Extracts from a graphics dataset
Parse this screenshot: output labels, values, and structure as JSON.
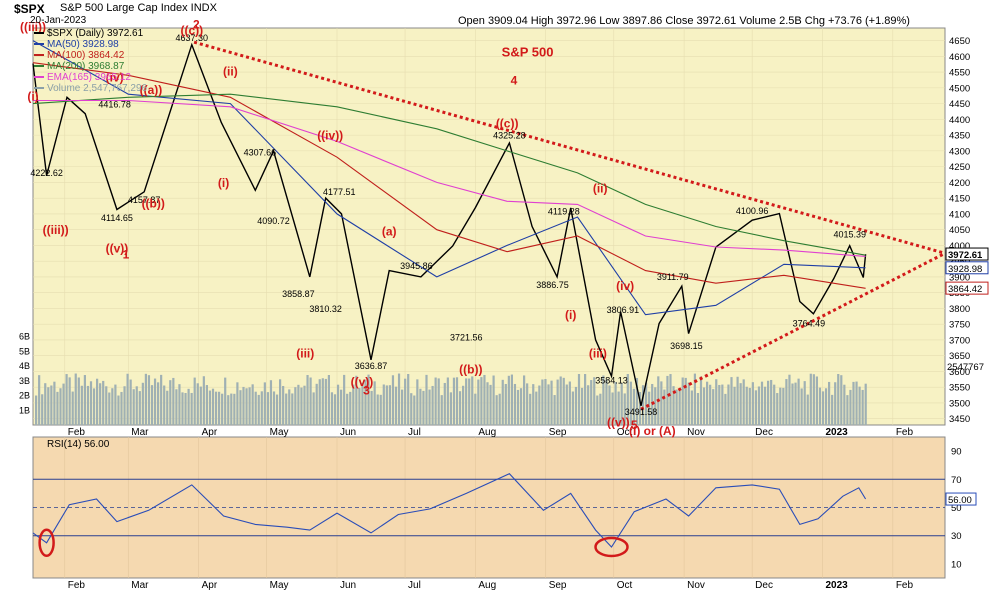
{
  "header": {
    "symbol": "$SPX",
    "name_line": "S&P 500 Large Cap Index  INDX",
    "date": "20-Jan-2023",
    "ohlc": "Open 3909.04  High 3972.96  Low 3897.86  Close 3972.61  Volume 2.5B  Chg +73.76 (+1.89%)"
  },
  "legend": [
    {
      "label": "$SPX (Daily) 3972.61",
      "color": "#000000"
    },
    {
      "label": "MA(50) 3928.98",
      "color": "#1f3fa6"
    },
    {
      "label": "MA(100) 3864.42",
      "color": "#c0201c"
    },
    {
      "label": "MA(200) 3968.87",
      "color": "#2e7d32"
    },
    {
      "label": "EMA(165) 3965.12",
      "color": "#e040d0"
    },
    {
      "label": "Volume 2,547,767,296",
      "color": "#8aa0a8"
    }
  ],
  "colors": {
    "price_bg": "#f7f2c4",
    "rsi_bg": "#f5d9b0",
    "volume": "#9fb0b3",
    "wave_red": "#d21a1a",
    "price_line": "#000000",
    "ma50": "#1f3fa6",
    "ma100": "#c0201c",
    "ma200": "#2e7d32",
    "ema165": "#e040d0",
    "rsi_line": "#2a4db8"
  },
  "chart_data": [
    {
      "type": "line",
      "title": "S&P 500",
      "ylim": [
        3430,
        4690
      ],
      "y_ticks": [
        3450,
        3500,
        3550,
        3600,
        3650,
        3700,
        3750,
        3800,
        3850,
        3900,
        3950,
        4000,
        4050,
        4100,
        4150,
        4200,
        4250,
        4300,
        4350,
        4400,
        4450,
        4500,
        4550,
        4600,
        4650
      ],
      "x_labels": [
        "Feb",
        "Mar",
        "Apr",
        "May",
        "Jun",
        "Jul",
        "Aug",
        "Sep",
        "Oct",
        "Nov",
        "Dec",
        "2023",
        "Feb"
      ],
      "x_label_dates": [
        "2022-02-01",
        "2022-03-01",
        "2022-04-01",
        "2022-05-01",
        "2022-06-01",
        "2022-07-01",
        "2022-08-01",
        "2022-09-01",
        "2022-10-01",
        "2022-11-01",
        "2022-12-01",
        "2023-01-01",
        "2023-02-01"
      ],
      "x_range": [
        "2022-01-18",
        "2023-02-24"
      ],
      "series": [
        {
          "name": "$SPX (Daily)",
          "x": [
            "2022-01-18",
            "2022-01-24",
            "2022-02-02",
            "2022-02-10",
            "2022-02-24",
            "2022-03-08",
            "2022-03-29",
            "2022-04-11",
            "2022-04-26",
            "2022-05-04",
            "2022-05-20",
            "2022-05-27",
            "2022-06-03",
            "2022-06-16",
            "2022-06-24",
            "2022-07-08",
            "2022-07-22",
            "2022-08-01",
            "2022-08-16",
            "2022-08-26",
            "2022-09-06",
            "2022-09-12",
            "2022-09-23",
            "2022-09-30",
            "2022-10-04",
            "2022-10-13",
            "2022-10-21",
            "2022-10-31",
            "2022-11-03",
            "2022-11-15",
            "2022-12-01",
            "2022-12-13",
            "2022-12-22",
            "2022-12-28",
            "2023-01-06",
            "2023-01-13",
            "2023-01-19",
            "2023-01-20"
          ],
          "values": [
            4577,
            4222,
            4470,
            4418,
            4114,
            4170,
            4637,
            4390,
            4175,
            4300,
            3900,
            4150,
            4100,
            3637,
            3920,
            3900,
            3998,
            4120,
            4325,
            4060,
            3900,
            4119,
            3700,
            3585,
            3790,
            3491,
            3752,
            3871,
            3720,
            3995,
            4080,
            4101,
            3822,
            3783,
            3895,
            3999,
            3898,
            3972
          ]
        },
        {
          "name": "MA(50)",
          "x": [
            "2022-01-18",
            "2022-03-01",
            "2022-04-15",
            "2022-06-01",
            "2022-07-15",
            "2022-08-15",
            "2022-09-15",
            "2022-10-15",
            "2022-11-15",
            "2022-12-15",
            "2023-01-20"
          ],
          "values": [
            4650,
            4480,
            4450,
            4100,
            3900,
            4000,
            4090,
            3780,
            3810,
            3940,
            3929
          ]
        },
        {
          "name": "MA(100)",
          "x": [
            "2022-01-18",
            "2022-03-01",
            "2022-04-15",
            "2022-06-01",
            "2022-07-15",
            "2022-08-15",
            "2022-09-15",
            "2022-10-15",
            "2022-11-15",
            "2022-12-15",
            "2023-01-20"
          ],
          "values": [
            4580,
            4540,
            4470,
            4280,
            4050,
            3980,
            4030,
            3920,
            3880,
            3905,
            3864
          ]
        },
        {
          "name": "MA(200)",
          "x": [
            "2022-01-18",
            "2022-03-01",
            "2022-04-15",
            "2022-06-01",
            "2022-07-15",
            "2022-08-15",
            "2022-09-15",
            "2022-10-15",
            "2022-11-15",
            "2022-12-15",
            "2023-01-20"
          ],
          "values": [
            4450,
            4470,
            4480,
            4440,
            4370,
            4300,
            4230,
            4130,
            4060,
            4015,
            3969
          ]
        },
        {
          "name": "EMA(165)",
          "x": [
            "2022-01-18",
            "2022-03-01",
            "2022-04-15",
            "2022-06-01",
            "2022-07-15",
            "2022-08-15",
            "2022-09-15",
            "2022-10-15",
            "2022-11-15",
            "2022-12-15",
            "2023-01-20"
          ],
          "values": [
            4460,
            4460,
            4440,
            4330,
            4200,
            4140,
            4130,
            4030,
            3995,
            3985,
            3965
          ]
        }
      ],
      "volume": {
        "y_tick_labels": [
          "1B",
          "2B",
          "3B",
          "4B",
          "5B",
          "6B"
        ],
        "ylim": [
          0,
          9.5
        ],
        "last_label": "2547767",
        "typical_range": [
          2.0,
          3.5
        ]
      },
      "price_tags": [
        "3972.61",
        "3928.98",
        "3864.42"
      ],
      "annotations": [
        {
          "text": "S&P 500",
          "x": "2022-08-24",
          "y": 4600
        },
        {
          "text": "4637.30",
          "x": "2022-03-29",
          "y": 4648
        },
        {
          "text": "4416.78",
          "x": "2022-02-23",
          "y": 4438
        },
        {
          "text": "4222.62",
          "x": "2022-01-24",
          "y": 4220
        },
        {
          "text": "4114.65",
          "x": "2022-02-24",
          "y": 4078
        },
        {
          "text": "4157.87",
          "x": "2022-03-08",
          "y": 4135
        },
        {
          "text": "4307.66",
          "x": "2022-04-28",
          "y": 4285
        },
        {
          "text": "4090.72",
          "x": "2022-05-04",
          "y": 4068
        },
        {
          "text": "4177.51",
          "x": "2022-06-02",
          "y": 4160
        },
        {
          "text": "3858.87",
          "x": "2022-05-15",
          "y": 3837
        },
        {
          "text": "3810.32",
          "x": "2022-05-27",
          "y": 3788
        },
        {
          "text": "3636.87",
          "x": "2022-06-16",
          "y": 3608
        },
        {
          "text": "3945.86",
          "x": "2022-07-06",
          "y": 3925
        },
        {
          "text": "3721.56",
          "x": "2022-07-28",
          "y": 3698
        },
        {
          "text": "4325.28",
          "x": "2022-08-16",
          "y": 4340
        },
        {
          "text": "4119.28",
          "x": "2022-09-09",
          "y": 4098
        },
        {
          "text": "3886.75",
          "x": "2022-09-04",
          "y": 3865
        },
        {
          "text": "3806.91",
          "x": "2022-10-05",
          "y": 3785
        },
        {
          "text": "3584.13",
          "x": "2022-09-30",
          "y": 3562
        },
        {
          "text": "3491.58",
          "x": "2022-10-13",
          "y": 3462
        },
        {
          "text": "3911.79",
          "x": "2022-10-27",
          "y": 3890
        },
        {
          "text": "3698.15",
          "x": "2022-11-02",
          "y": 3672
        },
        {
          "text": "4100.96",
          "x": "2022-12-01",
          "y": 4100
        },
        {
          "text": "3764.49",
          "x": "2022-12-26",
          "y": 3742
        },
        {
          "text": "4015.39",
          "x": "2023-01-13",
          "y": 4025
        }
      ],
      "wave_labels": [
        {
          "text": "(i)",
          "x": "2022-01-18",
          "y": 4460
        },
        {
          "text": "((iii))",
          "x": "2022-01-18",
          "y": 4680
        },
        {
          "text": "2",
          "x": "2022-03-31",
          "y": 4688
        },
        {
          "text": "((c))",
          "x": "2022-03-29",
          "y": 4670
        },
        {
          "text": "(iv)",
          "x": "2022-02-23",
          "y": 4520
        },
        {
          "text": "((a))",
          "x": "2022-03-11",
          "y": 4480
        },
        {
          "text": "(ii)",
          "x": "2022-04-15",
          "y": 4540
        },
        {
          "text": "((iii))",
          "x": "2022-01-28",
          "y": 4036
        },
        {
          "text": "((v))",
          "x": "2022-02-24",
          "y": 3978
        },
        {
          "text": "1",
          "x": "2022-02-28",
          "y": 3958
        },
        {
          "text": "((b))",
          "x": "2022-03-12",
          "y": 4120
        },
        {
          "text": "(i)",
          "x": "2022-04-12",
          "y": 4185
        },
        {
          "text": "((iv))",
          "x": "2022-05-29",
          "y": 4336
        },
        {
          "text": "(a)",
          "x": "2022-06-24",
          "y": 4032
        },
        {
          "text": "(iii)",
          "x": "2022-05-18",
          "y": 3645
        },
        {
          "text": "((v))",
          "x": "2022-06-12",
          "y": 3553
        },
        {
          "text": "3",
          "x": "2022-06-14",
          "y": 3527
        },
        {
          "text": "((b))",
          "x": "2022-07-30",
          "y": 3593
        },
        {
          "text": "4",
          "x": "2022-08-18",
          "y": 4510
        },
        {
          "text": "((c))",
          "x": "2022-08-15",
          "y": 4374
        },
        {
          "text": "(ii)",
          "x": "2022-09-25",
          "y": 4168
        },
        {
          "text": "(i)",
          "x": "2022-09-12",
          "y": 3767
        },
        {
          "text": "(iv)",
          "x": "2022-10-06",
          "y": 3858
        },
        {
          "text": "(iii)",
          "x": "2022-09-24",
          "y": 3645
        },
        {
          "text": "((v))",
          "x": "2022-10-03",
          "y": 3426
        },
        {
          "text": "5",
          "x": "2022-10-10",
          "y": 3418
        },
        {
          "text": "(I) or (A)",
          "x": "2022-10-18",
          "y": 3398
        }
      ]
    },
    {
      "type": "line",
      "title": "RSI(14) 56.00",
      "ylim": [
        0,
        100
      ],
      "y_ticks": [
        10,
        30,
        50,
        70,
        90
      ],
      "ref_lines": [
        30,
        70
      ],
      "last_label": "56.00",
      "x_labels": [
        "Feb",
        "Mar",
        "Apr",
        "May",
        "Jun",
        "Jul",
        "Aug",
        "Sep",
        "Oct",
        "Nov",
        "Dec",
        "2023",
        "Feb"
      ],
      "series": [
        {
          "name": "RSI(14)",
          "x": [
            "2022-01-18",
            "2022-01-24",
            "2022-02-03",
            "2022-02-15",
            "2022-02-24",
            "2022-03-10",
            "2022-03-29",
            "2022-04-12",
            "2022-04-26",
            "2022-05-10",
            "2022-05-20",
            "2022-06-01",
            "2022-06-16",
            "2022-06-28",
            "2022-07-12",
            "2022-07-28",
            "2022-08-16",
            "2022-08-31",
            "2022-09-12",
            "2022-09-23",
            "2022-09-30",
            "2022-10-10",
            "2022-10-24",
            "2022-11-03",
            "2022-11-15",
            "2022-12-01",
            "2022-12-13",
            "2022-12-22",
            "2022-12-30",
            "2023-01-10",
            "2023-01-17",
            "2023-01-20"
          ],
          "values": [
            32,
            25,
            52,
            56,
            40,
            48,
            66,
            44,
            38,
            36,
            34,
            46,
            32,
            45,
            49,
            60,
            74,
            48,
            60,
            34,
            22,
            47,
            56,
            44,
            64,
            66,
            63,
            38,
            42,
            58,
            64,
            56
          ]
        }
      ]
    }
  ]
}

* * *

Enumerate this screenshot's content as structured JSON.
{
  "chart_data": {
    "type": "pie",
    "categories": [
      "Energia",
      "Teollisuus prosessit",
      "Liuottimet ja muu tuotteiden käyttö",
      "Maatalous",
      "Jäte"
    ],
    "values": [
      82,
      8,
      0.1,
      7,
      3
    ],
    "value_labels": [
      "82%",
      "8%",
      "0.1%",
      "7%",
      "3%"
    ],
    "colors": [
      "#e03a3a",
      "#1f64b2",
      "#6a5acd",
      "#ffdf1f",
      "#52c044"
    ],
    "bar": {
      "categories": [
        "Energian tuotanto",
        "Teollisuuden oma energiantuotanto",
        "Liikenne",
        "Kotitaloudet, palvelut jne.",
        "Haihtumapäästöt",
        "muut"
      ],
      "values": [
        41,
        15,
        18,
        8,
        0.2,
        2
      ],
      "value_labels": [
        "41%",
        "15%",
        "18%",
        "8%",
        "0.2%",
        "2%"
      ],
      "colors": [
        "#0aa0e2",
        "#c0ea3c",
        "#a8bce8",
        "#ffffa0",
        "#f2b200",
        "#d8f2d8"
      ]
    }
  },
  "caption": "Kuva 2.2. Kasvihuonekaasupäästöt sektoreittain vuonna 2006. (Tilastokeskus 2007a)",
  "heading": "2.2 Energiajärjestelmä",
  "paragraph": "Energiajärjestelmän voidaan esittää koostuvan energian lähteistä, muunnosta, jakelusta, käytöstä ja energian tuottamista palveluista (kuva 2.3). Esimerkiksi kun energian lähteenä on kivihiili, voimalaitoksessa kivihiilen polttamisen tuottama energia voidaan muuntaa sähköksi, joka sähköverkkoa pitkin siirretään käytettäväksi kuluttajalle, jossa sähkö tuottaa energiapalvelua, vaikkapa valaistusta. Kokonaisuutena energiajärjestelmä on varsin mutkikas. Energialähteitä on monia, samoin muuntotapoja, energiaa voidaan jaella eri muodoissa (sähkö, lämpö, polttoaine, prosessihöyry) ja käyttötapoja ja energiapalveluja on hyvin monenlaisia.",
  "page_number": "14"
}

EXERCISE DETAILS —
Using the records given above, list every line that includes the word "JSON".

FINAL RESULT —
Parse this screenshot: output labels, values, and structure as JSON.
Enumerate this screenshot's content as structured JSON.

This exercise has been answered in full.